**Stated task**
Write every record out again exactly, and keep images out of it.

**Supplied information**
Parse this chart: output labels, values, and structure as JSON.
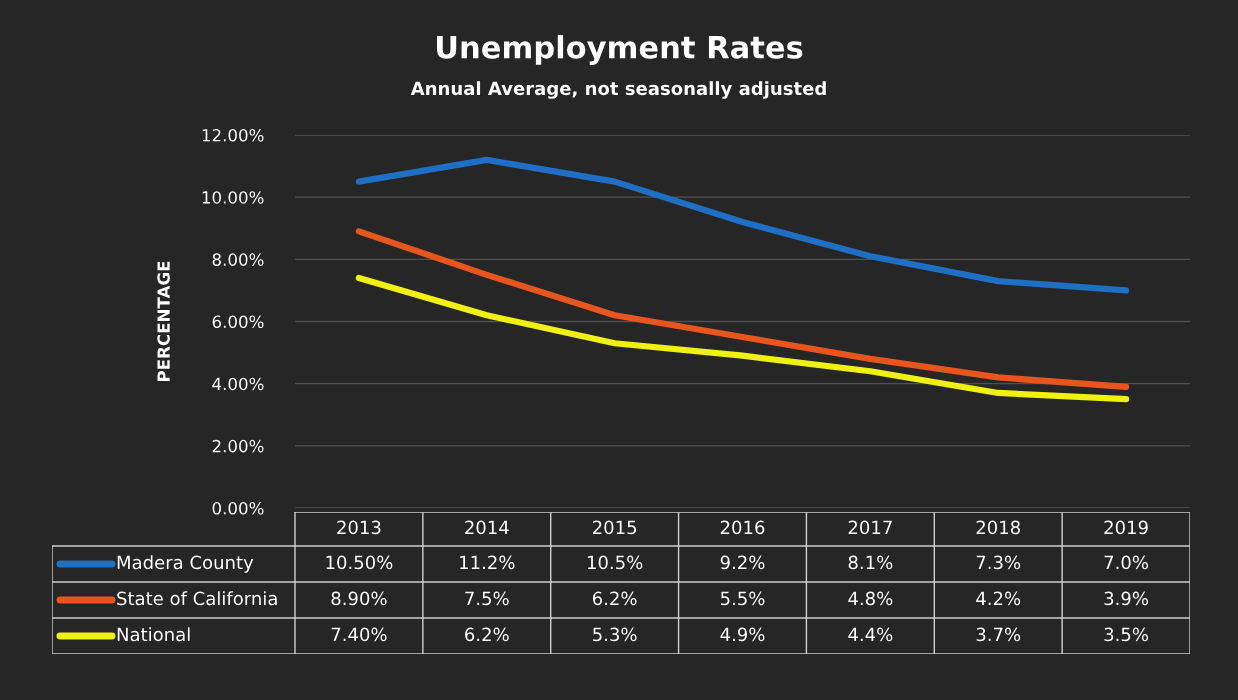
{
  "chart_data": {
    "type": "line",
    "title": "Unemployment Rates",
    "subtitle": "Annual Average, not seasonally adjusted",
    "ylabel": "PERCENTAGE",
    "categories": [
      "2013",
      "2014",
      "2015",
      "2016",
      "2017",
      "2018",
      "2019"
    ],
    "ylim": [
      0,
      12
    ],
    "yticks": [
      {
        "value": 0,
        "label": "0.00%"
      },
      {
        "value": 2,
        "label": "2.00%"
      },
      {
        "value": 4,
        "label": "4.00%"
      },
      {
        "value": 6,
        "label": "6.00%"
      },
      {
        "value": 8,
        "label": "8.00%"
      },
      {
        "value": 10,
        "label": "10.00%"
      },
      {
        "value": 12,
        "label": "12.00%"
      }
    ],
    "grid": "y",
    "legend": "bottom",
    "marker": "none",
    "line_style": "solid",
    "series": [
      {
        "name": "Madera County",
        "color": "#1f6fc4",
        "values": [
          10.5,
          11.2,
          10.5,
          9.2,
          8.1,
          7.3,
          7.0
        ],
        "value_labels": [
          "10.50%",
          "11.2%",
          "10.5%",
          "9.2%",
          "8.1%",
          "7.3%",
          "7.0%"
        ]
      },
      {
        "name": "State of California",
        "color": "#e8561e",
        "values": [
          8.9,
          7.5,
          6.2,
          5.5,
          4.8,
          4.2,
          3.9
        ],
        "value_labels": [
          "8.90%",
          "7.5%",
          "6.2%",
          "5.5%",
          "4.8%",
          "4.2%",
          "3.9%"
        ]
      },
      {
        "name": "National",
        "color": "#f0f012",
        "values": [
          7.4,
          6.2,
          5.3,
          4.9,
          4.4,
          3.7,
          3.5
        ],
        "value_labels": [
          "7.40%",
          "6.2%",
          "5.3%",
          "4.9%",
          "4.4%",
          "3.7%",
          "3.5%"
        ]
      }
    ]
  }
}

**Answer below**
Parse this chart: output labels, values, and structure as JSON.
{
  "chart_data": {
    "type": "line",
    "title": "Unemployment Rates",
    "subtitle": "Annual Average, not seasonally adjusted",
    "ylabel": "PERCENTAGE",
    "categories": [
      "2013",
      "2014",
      "2015",
      "2016",
      "2017",
      "2018",
      "2019"
    ],
    "ylim": [
      0,
      12
    ],
    "yticks": [
      {
        "value": 0,
        "label": "0.00%"
      },
      {
        "value": 2,
        "label": "2.00%"
      },
      {
        "value": 4,
        "label": "4.00%"
      },
      {
        "value": 6,
        "label": "6.00%"
      },
      {
        "value": 8,
        "label": "8.00%"
      },
      {
        "value": 10,
        "label": "10.00%"
      },
      {
        "value": 12,
        "label": "12.00%"
      }
    ],
    "grid": "y",
    "legend": "bottom",
    "marker": "none",
    "line_style": "solid",
    "series": [
      {
        "name": "Madera County",
        "color": "#1f6fc4",
        "values": [
          10.5,
          11.2,
          10.5,
          9.2,
          8.1,
          7.3,
          7.0
        ],
        "value_labels": [
          "10.50%",
          "11.2%",
          "10.5%",
          "9.2%",
          "8.1%",
          "7.3%",
          "7.0%"
        ]
      },
      {
        "name": "State of California",
        "color": "#e8561e",
        "values": [
          8.9,
          7.5,
          6.2,
          5.5,
          4.8,
          4.2,
          3.9
        ],
        "value_labels": [
          "8.90%",
          "7.5%",
          "6.2%",
          "5.5%",
          "4.8%",
          "4.2%",
          "3.9%"
        ]
      },
      {
        "name": "National",
        "color": "#f0f012",
        "values": [
          7.4,
          6.2,
          5.3,
          4.9,
          4.4,
          3.7,
          3.5
        ],
        "value_labels": [
          "7.40%",
          "6.2%",
          "5.3%",
          "4.9%",
          "4.4%",
          "3.7%",
          "3.5%"
        ]
      }
    ]
  }
}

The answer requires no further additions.